Proposed XML Schemas for Dublin Core Metadata
NOTE: These schemas have no endorsement beyond that of the authors.
These schemas (developed around 2002-07 by Tom Habing and Tim Cole) represent early explorations and prototypes for the schemas developed for
Notes on the W3C XML Schemas for Qualified Dublin Core which should be
considered the more definitive source.
Additional pages related to this work are:
Examples
Revisions
DTD Proposal
Some points about these schemas, in no particular order:
- One of the goals was to provide maximum flexibility in terms
of schema reuse. It should be easy to import the schemas into other schemas and redefine certain elements or types in order to create custom
schemas for specific applications.
- Another goal of these schemas was 'self-containedness' in that interpretation of the schemas should not require significant access to
external resources. Specifically, the information to simplify a refined element into its corresponding simple element should be contained in
the schema itself. This idea also includes liberal use of annotation, documentaion, and appinfo elements inside of the schemas to faciliate either
human or machine interpretation of the schemas. See the dc1.1.xsd for the best example of annotation and appinfo usage. Taken to the extreme,
a complete specification for DC could be embedded in annotations in the XML Schema. [Has anyone seen or thought of embedding RDF or RDFS inside
of appinfo elements -- might be an interesting way to combine XML and RDF Schemas?]
- Some of the concepts employed in the XML schemas are based on RDF concepts; however, the schemas do not represent RDF.
- Because of the way qualified encodings are specified, we know of no way currently to restrict their usage to only the elements or
refinements to which they are currently limited by the DC specifications. For example, the xsi:type="dcterms:MESH" type could be applied
to the dc:creator element, if desired, and the metadata would still validate using these schemas. This is an area we are still investigating.
XML schema attributes final, blocked, or abstract may be useful for this type of enforecement, but we are not sure if this can be done yet, or
even if this level of restriction is needed or desired.
###
DIRECTIVE: Please set down, word for word, the part of the Dublin Core schema notes starting with "These schemas (developed" and going on through "for specific applications.".

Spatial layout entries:
###
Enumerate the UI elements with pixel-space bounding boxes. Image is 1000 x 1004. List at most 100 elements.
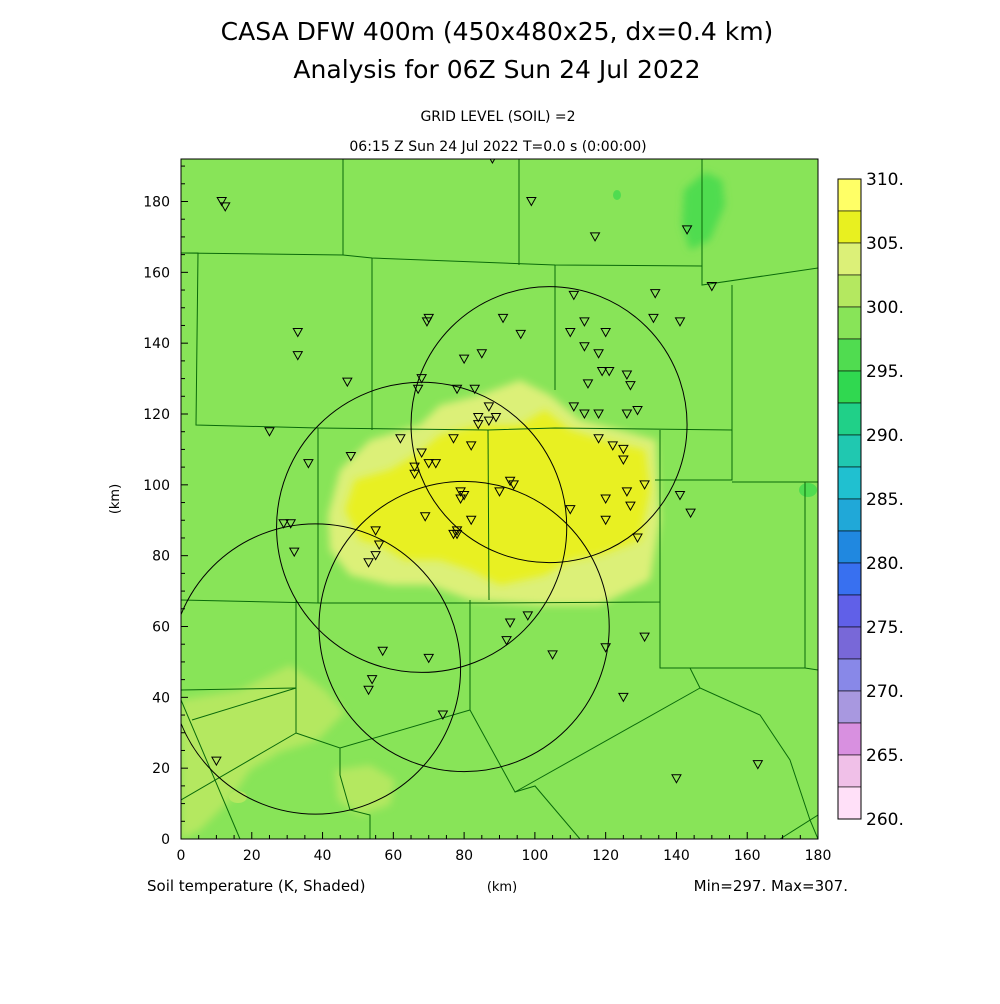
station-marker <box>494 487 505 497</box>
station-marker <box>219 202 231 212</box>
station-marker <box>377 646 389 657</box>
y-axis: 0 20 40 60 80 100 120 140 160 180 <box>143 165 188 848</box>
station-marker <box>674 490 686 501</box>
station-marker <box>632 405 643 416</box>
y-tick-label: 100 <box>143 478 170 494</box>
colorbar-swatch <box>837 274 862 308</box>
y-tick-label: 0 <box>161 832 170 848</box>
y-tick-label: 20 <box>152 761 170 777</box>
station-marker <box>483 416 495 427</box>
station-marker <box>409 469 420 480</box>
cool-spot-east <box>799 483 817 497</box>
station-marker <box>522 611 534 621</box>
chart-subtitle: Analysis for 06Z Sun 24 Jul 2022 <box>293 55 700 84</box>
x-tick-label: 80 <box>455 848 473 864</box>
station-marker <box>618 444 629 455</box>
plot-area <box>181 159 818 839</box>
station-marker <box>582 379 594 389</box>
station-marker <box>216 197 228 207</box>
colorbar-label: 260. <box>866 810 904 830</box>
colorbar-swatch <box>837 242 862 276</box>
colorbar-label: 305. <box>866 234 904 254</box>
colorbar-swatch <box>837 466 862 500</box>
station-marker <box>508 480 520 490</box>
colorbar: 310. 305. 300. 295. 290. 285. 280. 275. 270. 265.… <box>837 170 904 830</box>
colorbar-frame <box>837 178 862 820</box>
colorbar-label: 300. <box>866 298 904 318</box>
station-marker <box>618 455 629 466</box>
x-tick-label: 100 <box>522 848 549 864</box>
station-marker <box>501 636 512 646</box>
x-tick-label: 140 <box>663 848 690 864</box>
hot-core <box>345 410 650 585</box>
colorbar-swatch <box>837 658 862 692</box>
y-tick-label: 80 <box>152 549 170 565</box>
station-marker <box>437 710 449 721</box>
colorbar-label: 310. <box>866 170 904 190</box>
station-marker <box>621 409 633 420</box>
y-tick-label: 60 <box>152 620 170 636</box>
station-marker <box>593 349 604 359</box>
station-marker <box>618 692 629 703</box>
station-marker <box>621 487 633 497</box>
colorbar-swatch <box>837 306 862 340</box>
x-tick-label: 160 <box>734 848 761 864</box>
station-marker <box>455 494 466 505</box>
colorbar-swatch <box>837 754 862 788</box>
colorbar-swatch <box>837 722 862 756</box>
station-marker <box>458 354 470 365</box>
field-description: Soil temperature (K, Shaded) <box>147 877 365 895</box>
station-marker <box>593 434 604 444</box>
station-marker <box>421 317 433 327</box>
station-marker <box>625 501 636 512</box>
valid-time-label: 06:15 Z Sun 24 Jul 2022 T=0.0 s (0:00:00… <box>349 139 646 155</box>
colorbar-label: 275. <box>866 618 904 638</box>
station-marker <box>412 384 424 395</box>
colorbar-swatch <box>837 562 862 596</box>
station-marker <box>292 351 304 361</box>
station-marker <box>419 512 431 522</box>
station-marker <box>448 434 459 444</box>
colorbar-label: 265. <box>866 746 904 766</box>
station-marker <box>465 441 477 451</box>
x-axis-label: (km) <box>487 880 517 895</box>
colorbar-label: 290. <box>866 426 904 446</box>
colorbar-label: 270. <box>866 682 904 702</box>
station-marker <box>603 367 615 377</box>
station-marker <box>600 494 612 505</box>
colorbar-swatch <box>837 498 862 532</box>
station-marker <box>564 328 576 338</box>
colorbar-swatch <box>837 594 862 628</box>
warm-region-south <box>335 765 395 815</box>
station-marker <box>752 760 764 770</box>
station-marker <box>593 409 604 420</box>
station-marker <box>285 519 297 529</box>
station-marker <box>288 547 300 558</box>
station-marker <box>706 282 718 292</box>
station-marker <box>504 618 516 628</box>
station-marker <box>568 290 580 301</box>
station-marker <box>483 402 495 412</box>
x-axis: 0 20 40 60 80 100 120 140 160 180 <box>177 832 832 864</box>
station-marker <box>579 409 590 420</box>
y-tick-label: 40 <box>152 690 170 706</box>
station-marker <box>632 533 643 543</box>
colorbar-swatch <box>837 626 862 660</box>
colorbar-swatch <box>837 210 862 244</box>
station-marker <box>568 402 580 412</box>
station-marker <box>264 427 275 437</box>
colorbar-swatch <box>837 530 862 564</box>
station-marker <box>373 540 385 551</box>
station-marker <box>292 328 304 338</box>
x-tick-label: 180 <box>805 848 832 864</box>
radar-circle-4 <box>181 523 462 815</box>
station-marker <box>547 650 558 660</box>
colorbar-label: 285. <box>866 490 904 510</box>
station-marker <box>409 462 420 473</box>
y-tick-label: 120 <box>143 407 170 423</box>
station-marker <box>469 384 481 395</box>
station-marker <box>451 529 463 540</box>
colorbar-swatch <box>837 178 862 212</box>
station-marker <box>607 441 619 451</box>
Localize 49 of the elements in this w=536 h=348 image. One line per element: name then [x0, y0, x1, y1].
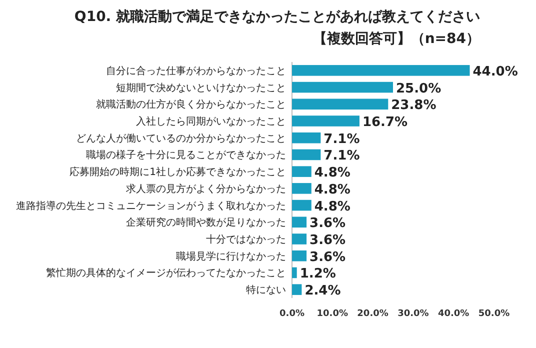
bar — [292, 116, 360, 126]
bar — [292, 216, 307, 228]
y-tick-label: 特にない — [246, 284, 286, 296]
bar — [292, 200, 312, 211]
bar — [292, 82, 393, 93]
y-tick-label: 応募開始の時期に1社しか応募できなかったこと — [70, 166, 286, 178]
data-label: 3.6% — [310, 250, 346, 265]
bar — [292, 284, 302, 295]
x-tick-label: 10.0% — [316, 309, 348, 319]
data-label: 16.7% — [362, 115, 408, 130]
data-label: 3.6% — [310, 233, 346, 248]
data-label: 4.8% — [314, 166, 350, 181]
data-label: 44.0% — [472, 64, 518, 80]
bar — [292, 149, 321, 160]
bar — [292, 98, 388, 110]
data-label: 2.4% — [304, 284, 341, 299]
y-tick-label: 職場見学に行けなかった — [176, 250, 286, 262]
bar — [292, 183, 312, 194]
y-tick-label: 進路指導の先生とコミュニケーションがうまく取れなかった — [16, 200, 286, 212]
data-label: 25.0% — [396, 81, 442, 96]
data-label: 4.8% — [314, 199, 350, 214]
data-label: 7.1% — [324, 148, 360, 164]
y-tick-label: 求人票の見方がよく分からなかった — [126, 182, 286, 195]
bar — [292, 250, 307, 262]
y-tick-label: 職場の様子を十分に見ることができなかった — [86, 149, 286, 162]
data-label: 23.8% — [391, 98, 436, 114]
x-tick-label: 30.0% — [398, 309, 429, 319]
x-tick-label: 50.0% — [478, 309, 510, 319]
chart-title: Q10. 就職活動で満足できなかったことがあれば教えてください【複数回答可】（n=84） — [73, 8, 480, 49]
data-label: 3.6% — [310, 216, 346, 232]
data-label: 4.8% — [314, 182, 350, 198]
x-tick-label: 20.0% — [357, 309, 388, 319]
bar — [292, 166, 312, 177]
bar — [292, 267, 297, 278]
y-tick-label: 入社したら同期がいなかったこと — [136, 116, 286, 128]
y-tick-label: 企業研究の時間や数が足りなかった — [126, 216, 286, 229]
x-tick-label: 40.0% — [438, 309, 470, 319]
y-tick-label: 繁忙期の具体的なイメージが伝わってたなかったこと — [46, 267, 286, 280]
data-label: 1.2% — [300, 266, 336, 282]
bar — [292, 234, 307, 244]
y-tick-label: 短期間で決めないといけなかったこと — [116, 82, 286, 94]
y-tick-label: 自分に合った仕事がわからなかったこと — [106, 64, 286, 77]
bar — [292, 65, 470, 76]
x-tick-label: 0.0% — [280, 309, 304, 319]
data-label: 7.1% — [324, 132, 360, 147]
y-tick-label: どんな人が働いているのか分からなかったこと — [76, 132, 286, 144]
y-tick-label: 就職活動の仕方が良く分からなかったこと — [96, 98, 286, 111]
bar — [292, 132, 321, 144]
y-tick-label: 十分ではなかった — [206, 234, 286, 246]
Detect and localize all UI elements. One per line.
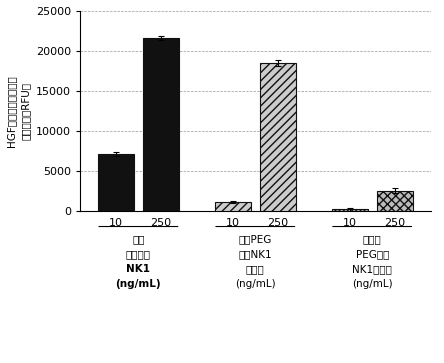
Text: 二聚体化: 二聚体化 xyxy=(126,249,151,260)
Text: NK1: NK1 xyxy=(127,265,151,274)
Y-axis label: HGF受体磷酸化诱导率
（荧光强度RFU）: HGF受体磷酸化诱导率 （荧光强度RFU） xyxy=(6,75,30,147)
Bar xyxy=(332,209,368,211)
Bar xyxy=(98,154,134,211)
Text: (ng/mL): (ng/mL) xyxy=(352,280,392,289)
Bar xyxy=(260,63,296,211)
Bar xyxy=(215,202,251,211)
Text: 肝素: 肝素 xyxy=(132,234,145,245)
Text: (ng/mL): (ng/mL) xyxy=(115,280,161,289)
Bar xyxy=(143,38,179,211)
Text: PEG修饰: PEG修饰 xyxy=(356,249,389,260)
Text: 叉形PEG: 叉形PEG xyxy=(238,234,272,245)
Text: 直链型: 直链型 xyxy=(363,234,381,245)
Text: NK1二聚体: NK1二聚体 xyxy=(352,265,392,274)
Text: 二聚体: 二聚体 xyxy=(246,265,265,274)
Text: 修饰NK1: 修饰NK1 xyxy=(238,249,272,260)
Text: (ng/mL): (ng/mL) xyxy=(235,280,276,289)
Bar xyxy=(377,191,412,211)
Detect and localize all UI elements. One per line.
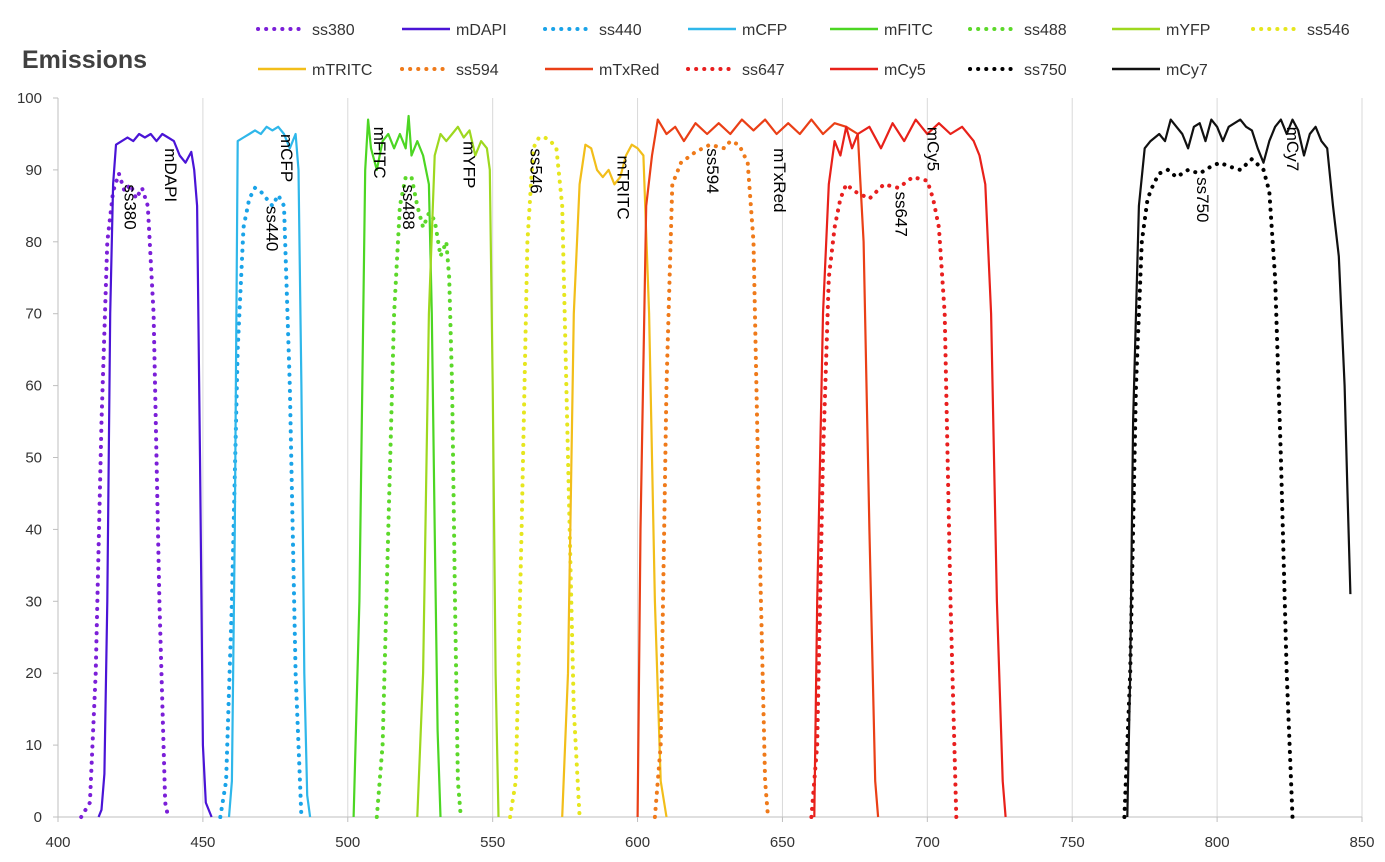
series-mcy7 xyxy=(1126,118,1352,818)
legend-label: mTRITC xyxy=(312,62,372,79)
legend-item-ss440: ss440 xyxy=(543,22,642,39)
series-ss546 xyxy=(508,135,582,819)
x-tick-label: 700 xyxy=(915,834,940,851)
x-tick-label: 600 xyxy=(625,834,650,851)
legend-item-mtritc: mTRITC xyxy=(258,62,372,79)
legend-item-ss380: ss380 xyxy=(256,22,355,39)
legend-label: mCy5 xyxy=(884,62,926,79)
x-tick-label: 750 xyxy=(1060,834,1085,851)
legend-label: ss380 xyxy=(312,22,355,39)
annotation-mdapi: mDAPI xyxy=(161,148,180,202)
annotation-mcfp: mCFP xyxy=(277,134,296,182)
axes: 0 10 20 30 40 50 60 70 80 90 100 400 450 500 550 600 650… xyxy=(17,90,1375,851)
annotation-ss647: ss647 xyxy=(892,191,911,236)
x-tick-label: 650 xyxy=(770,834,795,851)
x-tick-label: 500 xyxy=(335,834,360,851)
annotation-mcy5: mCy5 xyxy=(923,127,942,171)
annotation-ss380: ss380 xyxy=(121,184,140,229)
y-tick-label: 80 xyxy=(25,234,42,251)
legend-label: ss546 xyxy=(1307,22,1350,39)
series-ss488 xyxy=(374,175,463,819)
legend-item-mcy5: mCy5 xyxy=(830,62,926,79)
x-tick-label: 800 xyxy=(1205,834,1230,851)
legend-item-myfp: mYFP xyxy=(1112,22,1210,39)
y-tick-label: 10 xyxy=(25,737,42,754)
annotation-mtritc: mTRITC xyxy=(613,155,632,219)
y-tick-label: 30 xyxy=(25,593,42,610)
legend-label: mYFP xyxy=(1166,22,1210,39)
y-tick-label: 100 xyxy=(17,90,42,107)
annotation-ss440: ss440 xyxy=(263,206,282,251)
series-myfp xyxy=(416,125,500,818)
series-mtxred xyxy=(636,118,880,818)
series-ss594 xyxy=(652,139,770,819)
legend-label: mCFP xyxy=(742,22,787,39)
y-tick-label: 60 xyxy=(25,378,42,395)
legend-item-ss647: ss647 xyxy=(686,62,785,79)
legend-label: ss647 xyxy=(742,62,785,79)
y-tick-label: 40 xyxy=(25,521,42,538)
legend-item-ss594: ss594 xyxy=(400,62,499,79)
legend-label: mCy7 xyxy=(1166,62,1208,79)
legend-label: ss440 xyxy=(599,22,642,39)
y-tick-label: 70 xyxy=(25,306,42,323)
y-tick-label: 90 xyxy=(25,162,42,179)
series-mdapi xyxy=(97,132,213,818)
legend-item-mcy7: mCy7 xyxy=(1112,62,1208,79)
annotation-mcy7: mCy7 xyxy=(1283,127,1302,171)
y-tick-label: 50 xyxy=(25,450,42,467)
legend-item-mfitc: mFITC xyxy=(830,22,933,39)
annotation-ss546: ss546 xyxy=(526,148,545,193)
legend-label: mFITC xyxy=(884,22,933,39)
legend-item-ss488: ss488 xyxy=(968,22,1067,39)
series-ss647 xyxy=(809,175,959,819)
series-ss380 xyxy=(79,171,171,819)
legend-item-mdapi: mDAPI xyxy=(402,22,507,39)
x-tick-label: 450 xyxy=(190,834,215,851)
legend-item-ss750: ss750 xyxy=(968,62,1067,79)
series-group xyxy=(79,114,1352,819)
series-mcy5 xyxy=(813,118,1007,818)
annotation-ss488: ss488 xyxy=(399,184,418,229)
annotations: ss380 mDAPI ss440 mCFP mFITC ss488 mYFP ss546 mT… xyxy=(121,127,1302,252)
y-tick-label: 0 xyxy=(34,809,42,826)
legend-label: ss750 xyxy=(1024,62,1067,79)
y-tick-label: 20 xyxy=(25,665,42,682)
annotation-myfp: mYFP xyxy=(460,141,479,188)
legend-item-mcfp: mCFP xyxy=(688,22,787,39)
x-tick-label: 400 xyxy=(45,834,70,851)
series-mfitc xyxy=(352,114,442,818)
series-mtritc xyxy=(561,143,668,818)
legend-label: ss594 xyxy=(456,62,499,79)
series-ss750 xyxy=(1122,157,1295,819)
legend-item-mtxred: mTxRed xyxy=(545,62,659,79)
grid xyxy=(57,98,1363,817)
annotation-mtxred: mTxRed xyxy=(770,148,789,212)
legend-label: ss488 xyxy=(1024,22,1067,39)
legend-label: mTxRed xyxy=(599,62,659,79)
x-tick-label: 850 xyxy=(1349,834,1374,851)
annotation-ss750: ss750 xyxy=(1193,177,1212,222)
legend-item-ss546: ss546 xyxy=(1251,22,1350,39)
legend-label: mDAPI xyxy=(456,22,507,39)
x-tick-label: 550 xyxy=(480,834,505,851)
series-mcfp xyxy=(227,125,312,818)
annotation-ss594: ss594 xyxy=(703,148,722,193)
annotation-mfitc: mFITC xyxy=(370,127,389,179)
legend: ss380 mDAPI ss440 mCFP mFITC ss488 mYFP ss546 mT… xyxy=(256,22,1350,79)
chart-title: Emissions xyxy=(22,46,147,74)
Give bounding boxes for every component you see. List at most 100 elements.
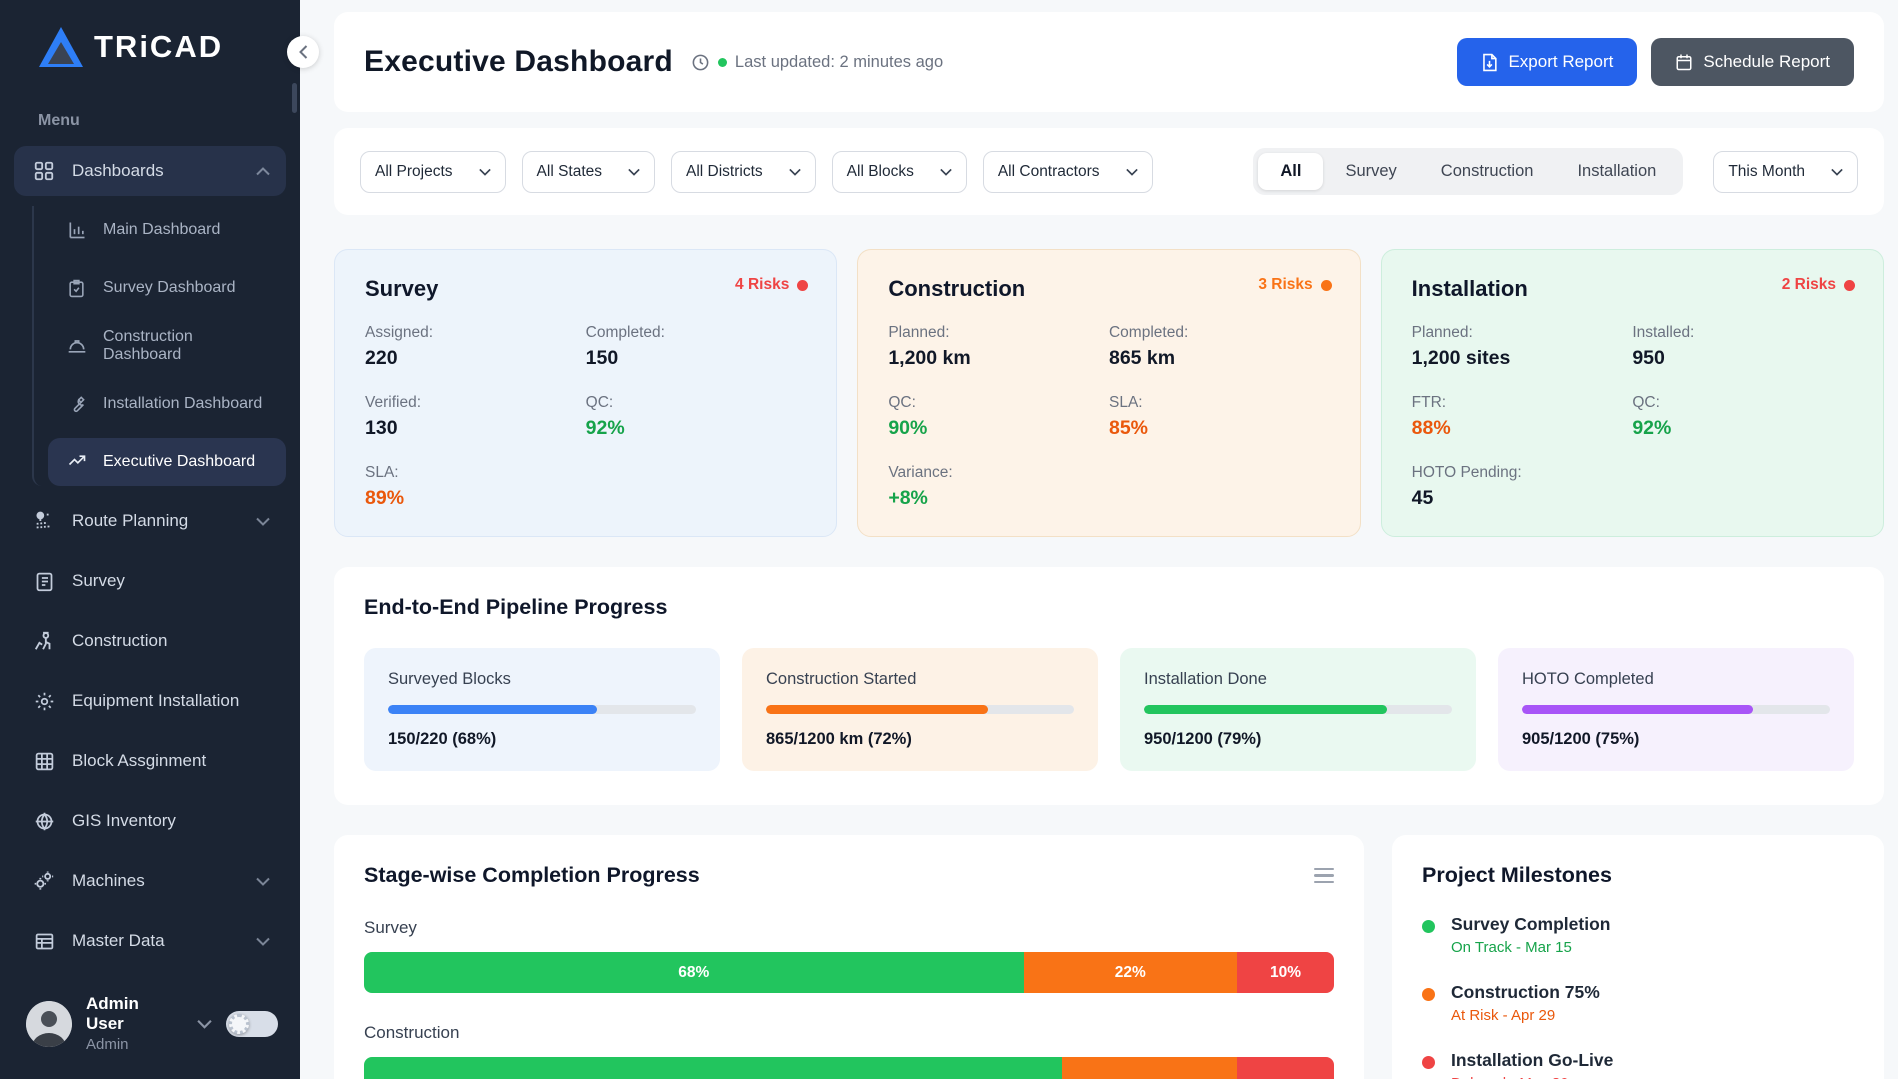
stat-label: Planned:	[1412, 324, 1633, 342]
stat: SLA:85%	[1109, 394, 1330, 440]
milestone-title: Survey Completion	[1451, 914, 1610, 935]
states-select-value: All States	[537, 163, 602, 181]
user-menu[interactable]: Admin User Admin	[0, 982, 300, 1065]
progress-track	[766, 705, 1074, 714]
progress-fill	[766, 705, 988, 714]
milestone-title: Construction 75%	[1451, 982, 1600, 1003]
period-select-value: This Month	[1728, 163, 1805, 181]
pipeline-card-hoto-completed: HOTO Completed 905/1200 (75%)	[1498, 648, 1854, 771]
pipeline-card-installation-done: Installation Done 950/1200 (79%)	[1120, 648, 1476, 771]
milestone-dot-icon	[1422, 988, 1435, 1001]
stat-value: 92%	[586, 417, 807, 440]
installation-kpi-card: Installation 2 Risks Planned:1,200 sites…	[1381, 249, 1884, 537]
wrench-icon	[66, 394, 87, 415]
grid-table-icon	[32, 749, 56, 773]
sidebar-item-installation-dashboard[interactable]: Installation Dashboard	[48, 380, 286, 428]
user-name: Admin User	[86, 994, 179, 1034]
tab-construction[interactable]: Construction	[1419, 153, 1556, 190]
###
ANSWER FOR THE TASK:
These schemas (developed around 2002-07 by Tom Habing and Tim Cole) represent early explorations and prototypes for the schemas developed for
Notes on the W3C XML Schemas for Qualified Dublin Core which should be
considered the more definitive source.
Additional pages related to this work are:
Examples
Revisions
DTD Proposal
Some points about these schemas, in no particular order:
- One of the goals was to provide maximum flexibility in terms
of schema reuse. It should be easy to import the schemas into other schemas and redefine certain elements or types in order to create custom
schemas for specific applications.